** BEGIN **

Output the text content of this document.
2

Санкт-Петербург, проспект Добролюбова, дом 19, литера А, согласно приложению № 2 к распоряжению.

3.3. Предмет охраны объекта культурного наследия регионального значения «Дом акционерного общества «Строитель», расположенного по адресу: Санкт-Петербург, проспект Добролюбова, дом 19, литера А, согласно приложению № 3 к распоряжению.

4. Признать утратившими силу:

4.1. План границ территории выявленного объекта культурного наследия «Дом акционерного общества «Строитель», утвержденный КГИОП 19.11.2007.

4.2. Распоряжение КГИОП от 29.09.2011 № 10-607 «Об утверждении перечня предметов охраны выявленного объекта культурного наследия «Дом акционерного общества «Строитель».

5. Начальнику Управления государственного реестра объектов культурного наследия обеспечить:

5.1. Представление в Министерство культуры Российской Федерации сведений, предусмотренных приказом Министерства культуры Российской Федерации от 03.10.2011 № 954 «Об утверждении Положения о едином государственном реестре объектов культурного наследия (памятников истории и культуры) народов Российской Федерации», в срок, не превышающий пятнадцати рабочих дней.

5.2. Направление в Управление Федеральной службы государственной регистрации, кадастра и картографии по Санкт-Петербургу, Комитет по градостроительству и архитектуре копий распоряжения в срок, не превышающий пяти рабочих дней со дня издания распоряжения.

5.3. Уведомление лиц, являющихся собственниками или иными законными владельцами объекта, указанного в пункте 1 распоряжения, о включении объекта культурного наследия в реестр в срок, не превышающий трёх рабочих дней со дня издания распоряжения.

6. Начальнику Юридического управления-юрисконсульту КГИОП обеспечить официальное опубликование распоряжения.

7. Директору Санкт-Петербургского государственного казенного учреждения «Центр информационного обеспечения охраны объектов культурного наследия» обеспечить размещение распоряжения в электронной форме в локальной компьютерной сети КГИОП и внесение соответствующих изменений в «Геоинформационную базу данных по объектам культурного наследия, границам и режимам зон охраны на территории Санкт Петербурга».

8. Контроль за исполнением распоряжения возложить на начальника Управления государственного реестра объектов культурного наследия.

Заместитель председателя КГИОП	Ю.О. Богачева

** END **

[STATED PROBLEM] Repeat each record in full; every line must match exactly.

[EXERCISE RESULT]
Output the text content of this document.
2

Санкт-Петербург, проспект Добролюбова, дом 19, литера А, согласно приложению № 2 к распоряжению.

3.3. Предмет охраны объекта культурного наследия регионального значения «Дом акционерного общества «Строитель», расположенного по адресу: Санкт-Петербург, проспект Добролюбова, дом 19, литера А, согласно приложению № 3 к распоряжению.

4. Признать утратившими силу:

4.1. План границ территории выявленного объекта культурного наследия «Дом акционерного общества «Строитель», утвержденный КГИОП 19.11.2007.

4.2. Распоряжение КГИОП от 29.09.2011 № 10-607 «Об утверждении перечня предметов охраны выявленного объекта культурного наследия «Дом акционерного общества «Строитель».

5. Начальнику Управления государственного реестра объектов культурного наследия обеспечить:

5.1. Представление в Министерство культуры Российской Федерации сведений, предусмотренных приказом Министерства культуры Российской Федерации от 03.10.2011 № 954 «Об утверждении Положения о едином государственном реестре объектов культурного наследия (памятников истории и культуры) народов Российской Федерации», в срок, не превышающий пятнадцати рабочих дней.

5.2. Направление в Управление Федеральной службы государственной регистрации, кадастра и картографии по Санкт-Петербургу, Комитет по градостроительству и архитектуре копий распоряжения в срок, не превышающий пяти рабочих дней со дня издания распоряжения.

5.3. Уведомление лиц, являющихся собственниками или иными законными владельцами объекта, указанного в пункте 1 распоряжения, о включении объекта культурного наследия в реестр в срок, не превышающий трёх рабочих дней со дня издания распоряжения.

6. Начальнику Юридического управления-юрисконсульту КГИОП обеспечить официальное опубликование распоряжения.

7. Директору Санкт-Петербургского государственного казенного учреждения «Центр информационного обеспечения охраны объектов культурного наследия» обеспечить размещение распоряжения в электронной форме в локальной компьютерной сети КГИОП и внесение соответствующих изменений в «Геоинформационную базу данных по объектам культурного наследия, границам и режимам зон охраны на территории Санкт Петербурга».

8. Контроль за исполнением распоряжения возложить на начальника Управления государственного реестра объектов культурного наследия.

Заместитель председателя КГИОП	Ю.О. Богачева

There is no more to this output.